Transcribe all of the data exactly. Omit the pictures.

Data shown
(begin)

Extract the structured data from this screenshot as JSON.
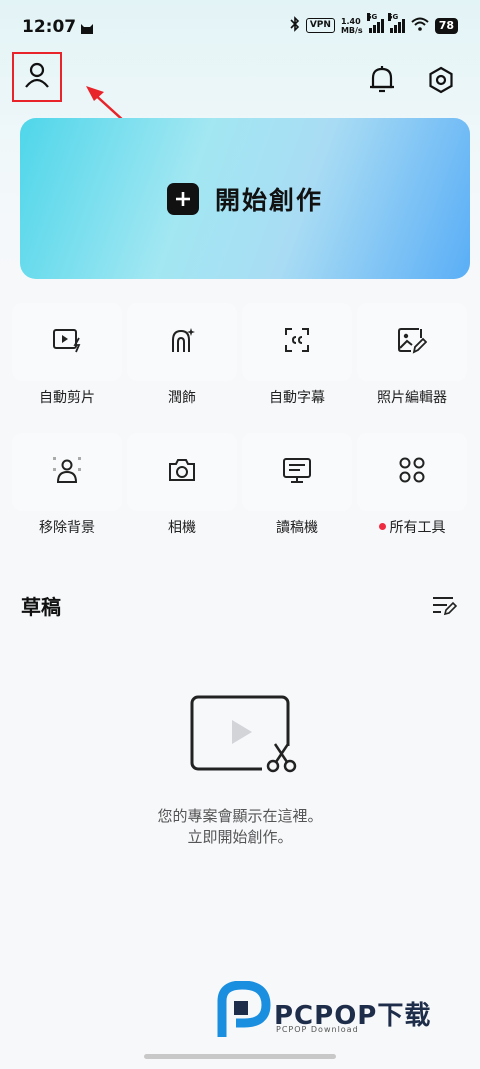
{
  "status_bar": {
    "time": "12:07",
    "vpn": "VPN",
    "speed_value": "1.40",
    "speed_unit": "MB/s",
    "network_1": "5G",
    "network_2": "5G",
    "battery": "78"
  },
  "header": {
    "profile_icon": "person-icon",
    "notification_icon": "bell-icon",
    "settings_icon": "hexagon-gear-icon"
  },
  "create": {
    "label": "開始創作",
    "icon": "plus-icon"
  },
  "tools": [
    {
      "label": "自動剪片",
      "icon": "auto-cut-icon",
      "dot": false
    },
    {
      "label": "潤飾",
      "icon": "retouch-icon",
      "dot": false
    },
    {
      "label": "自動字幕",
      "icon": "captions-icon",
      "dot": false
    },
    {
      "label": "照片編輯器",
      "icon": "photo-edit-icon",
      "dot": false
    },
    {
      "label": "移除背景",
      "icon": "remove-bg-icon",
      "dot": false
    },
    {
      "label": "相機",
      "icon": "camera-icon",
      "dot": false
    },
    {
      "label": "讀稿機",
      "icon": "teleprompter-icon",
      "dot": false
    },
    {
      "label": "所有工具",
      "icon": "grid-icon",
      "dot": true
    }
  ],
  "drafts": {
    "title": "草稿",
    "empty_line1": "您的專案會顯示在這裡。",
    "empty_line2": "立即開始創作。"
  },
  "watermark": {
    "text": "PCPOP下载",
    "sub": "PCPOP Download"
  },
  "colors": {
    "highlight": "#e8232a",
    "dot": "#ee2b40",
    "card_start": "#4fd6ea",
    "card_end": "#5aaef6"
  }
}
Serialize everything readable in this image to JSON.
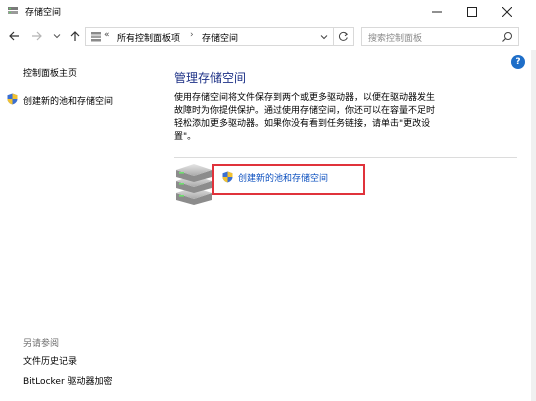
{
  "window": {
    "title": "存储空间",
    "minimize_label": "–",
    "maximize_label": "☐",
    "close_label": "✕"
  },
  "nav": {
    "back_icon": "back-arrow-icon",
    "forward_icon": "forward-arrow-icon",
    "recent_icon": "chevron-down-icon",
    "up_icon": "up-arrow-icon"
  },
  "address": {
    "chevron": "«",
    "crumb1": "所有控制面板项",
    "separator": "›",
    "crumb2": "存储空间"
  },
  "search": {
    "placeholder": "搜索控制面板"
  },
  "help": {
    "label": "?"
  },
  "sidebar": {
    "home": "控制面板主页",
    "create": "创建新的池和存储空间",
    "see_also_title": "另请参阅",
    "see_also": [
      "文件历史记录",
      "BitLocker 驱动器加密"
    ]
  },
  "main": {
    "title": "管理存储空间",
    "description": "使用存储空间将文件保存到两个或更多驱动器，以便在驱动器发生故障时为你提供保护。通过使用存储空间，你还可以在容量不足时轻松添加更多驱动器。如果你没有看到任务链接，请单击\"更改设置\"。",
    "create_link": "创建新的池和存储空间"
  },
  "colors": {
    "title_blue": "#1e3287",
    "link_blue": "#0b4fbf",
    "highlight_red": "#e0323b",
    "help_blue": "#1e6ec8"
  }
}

(end)

Result of the exercise
Extract the structured data from this screenshot as JSON.
{
  "status_bar": {
    "time": "12:07",
    "vpn": "VPN",
    "speed_value": "1.40",
    "speed_unit": "MB/s",
    "network_1": "5G",
    "network_2": "5G",
    "battery": "78"
  },
  "header": {
    "profile_icon": "person-icon",
    "notification_icon": "bell-icon",
    "settings_icon": "hexagon-gear-icon"
  },
  "create": {
    "label": "開始創作",
    "icon": "plus-icon"
  },
  "tools": [
    {
      "label": "自動剪片",
      "icon": "auto-cut-icon",
      "dot": false
    },
    {
      "label": "潤飾",
      "icon": "retouch-icon",
      "dot": false
    },
    {
      "label": "自動字幕",
      "icon": "captions-icon",
      "dot": false
    },
    {
      "label": "照片編輯器",
      "icon": "photo-edit-icon",
      "dot": false
    },
    {
      "label": "移除背景",
      "icon": "remove-bg-icon",
      "dot": false
    },
    {
      "label": "相機",
      "icon": "camera-icon",
      "dot": false
    },
    {
      "label": "讀稿機",
      "icon": "teleprompter-icon",
      "dot": false
    },
    {
      "label": "所有工具",
      "icon": "grid-icon",
      "dot": true
    }
  ],
  "drafts": {
    "title": "草稿",
    "empty_line1": "您的專案會顯示在這裡。",
    "empty_line2": "立即開始創作。"
  },
  "watermark": {
    "text": "PCPOP下载",
    "sub": "PCPOP Download"
  },
  "colors": {
    "highlight": "#e8232a",
    "dot": "#ee2b40",
    "card_start": "#4fd6ea",
    "card_end": "#5aaef6"
  }
}
Serialize everything readable in this image to JSON.
{
  "window": {
    "title": "存储空间",
    "minimize_label": "–",
    "maximize_label": "☐",
    "close_label": "✕"
  },
  "nav": {
    "back_icon": "back-arrow-icon",
    "forward_icon": "forward-arrow-icon",
    "recent_icon": "chevron-down-icon",
    "up_icon": "up-arrow-icon"
  },
  "address": {
    "chevron": "«",
    "crumb1": "所有控制面板项",
    "separator": "›",
    "crumb2": "存储空间"
  },
  "search": {
    "placeholder": "搜索控制面板"
  },
  "help": {
    "label": "?"
  },
  "sidebar": {
    "home": "控制面板主页",
    "create": "创建新的池和存储空间",
    "see_also_title": "另请参阅",
    "see_also": [
      "文件历史记录",
      "BitLocker 驱动器加密"
    ]
  },
  "main": {
    "title": "管理存储空间",
    "description": "使用存储空间将文件保存到两个或更多驱动器，以便在驱动器发生故障时为你提供保护。通过使用存储空间，你还可以在容量不足时轻松添加更多驱动器。如果你没有看到任务链接，请单击\"更改设置\"。",
    "create_link": "创建新的池和存储空间"
  },
  "colors": {
    "title_blue": "#1e3287",
    "link_blue": "#0b4fbf",
    "highlight_red": "#e0323b",
    "help_blue": "#1e6ec8"
  }
}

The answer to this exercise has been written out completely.